BEGIN Material provided

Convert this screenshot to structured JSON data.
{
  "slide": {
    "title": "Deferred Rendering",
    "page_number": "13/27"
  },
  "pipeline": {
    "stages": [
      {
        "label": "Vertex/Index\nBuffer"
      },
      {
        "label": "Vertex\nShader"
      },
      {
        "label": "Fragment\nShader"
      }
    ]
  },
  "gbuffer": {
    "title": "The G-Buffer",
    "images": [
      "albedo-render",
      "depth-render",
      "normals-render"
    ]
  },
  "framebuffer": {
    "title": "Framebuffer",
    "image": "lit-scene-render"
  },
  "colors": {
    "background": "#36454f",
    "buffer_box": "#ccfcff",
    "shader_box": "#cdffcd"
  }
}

END Material provided

Brief: Please repeat the listing exactly, with nothing left out.

Problem solution:
Convert this screenshot to structured JSON data.
{
  "slide": {
    "title": "Deferred Rendering",
    "page_number": "13/27"
  },
  "pipeline": {
    "stages": [
      {
        "label": "Vertex/Index\nBuffer"
      },
      {
        "label": "Vertex\nShader"
      },
      {
        "label": "Fragment\nShader"
      }
    ]
  },
  "gbuffer": {
    "title": "The G-Buffer",
    "images": [
      "albedo-render",
      "depth-render",
      "normals-render"
    ]
  },
  "framebuffer": {
    "title": "Framebuffer",
    "image": "lit-scene-render"
  },
  "colors": {
    "background": "#36454f",
    "buffer_box": "#ccfcff",
    "shader_box": "#cdffcd"
  }
}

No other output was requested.